-------- Texte à lire --------

Le Tribunal de Commerce de Nanterre a homologué l'accord de conciliation relatif à la reprise du groupe Urbania-Adyal par le fonds d'investissement Investors in Private Equity (IPE) de Philippe Nguyen. Cet accord a été signé sous l'égide du Comité interministériel de restructuration industrielle (CIRI) par l'ensemble des créanciers le 6 septembre 2010. Il permet de désendetter totalement les 105 sociétés opérationnelles qui sont reprises au groupe Urbania par un fonds dédie, Ulysse Investissement, géré par le groupe IPE. La direction a été confiée à Nicolas Jacquet, ENA, actuel directeur général de la Médiation du crédit aux entreprises.

--------

[Consigne A] Dans le texte sur la reprise du groupe Urbania-Adyal, à quelle date les créanciers ont-ils signé l'accord de conciliation ?
Le texte et les entrées n'ont aucun rapport entre eux.

-------- Données --------

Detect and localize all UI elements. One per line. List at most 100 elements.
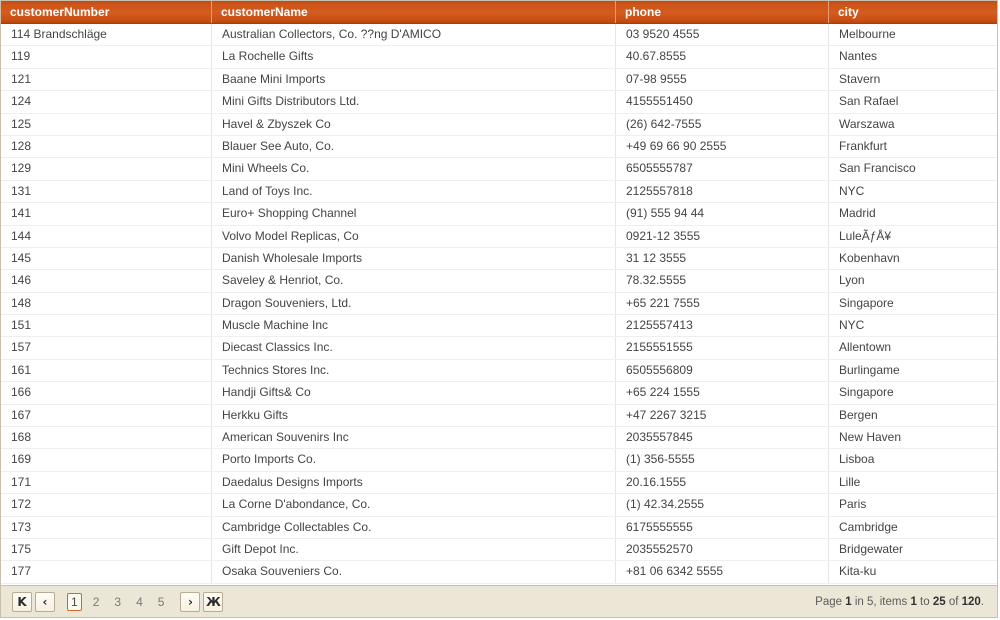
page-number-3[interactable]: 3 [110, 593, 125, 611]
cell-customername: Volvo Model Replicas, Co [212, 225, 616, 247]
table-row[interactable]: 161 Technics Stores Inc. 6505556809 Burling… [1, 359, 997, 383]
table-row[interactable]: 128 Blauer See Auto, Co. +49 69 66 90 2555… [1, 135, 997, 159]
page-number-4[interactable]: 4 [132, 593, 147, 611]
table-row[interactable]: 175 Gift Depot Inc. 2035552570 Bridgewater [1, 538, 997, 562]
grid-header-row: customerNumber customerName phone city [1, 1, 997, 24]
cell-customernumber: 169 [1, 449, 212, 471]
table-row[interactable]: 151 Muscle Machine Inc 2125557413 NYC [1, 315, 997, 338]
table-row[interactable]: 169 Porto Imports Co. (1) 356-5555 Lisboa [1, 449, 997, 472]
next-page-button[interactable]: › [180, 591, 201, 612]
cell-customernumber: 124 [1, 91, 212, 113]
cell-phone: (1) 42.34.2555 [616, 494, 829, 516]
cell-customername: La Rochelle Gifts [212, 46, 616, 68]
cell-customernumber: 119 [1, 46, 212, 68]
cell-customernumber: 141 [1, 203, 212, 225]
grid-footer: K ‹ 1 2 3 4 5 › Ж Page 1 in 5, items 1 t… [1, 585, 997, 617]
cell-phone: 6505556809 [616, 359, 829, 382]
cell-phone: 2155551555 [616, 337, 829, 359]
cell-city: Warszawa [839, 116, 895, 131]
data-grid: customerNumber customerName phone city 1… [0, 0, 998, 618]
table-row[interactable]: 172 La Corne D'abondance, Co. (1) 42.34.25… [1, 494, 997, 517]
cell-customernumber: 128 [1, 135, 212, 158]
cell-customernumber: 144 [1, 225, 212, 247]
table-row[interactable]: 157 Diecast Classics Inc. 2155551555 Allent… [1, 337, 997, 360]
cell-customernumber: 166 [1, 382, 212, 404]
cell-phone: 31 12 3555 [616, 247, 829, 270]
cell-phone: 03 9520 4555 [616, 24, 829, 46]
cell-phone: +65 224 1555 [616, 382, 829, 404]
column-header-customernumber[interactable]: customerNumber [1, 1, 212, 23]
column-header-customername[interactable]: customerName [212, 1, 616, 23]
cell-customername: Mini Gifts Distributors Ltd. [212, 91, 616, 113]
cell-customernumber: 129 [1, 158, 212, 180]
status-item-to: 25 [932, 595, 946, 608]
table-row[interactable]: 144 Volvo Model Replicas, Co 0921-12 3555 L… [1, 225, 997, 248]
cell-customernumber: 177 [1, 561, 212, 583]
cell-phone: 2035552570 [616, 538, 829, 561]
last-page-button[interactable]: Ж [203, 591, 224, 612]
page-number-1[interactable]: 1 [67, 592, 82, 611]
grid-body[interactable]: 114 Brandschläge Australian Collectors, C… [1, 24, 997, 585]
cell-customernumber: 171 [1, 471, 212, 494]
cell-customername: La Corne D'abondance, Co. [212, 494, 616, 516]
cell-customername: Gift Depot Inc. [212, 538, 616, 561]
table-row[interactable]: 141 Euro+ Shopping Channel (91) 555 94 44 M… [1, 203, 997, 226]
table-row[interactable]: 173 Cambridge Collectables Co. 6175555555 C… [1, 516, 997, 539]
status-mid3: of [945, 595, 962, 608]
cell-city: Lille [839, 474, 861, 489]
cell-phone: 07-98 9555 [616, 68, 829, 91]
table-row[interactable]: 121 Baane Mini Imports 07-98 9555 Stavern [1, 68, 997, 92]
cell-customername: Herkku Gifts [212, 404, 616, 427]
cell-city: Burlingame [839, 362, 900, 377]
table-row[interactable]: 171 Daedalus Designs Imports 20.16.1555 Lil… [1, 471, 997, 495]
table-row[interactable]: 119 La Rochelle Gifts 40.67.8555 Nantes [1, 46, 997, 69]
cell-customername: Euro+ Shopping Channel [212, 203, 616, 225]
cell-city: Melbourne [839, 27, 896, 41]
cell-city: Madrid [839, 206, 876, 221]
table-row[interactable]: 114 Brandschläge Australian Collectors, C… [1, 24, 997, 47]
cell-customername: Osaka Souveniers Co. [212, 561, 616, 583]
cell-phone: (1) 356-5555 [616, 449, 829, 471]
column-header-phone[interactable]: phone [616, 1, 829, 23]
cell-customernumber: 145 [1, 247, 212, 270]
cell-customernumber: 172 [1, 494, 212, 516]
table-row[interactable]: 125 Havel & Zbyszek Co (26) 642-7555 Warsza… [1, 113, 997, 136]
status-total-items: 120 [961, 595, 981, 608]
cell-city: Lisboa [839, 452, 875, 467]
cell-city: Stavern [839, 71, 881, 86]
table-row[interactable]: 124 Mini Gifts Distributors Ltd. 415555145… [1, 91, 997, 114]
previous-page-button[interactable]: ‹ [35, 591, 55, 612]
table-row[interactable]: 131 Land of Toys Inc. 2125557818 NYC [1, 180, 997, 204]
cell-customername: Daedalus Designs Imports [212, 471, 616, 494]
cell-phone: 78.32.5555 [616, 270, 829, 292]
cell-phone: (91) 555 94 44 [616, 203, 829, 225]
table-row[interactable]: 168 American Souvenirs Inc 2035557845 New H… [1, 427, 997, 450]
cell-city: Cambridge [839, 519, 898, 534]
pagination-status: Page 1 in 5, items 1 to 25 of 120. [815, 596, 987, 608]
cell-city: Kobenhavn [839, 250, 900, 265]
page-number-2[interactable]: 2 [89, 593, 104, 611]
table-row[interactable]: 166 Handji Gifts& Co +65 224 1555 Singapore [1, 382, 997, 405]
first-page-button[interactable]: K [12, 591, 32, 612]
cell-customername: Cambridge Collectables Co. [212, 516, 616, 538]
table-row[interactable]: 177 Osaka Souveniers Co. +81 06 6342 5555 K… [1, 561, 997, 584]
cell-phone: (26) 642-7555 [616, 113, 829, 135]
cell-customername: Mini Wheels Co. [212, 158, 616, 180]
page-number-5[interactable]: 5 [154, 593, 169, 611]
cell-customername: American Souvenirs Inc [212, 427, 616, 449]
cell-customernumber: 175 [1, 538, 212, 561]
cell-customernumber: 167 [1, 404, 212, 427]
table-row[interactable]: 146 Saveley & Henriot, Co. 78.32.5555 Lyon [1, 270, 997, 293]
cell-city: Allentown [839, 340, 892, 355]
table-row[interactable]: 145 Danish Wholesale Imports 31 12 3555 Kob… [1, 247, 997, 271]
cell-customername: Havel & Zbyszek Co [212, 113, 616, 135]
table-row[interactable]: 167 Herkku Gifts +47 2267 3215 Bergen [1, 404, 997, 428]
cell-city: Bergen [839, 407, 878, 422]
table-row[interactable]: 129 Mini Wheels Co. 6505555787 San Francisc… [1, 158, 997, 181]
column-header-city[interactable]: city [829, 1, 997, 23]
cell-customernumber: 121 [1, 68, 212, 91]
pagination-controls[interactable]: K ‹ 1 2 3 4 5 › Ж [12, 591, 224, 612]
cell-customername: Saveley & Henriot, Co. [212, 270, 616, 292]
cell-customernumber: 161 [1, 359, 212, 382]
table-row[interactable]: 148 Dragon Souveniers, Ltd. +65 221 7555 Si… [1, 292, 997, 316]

--------

[Consigne B] Dans les entrées, transformez en liste numérotée le passage qui commence par la ligne contenant « page-number-3[interactable]: 3 [110, 593, 125, 611] » et se termine par la ligne contenant « table-row[interactable]: 128 Blauer », sans les lignes vides.

[Corrigé A] Le 6 septembre 2010.

[Corrigé B]
1. page-number-3[interactable]: 3 [110, 593, 125, 611]
2. cell-customername: Volvo Model Replicas, Co [212, 225, 616, 247]
3. table-row[interactable]: 161 Technics Stores Inc. 6505556809 Burling… [1, 359, 997, 383]
4. table-row[interactable]: 128 Blauer See Auto, Co. +49 69 66 90 2555… [1, 135, 997, 159]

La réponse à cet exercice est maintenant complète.